### Stated task
Copy all of the material below without changing a single character.

Spatial annotation material
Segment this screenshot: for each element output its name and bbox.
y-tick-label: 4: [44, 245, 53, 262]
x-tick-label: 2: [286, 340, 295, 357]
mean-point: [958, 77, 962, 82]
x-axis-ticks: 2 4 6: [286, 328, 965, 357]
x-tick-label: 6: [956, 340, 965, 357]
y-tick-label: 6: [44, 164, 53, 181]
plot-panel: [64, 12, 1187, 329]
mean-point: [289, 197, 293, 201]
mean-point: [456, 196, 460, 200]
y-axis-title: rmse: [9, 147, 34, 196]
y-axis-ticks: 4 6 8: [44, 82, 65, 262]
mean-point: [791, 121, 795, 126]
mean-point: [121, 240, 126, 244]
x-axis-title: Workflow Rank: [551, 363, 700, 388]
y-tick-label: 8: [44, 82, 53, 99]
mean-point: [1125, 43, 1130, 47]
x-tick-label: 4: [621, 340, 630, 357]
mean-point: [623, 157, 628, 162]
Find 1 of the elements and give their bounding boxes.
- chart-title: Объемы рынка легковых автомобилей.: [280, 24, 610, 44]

### Completed exercise
Segment this screenshot: for each element output its name and bbox.
y-tick-label: 4: [44, 245, 53, 262]
x-tick-label: 2: [286, 340, 295, 357]
mean-point: [958, 77, 962, 82]
x-axis-ticks: 2 4 6: [286, 328, 965, 357]
x-tick-label: 6: [956, 340, 965, 357]
y-tick-label: 6: [44, 164, 53, 181]
plot-panel: [64, 12, 1187, 329]
mean-point: [289, 197, 293, 201]
mean-point: [456, 196, 460, 200]
y-axis-title: rmse: [9, 147, 34, 196]
y-axis-ticks: 4 6 8: [44, 82, 65, 262]
mean-point: [791, 121, 795, 126]
mean-point: [121, 240, 126, 244]
x-axis-title: Workflow Rank: [551, 363, 700, 388]
y-tick-label: 8: [44, 82, 53, 99]
mean-point: [1125, 43, 1130, 47]
x-tick-label: 4: [621, 340, 630, 357]
mean-point: [623, 157, 628, 162]
Find 1 of the elements and give their bounding boxes.
- chart-title: Объемы рынка легковых автомобилей.: [280, 24, 610, 44]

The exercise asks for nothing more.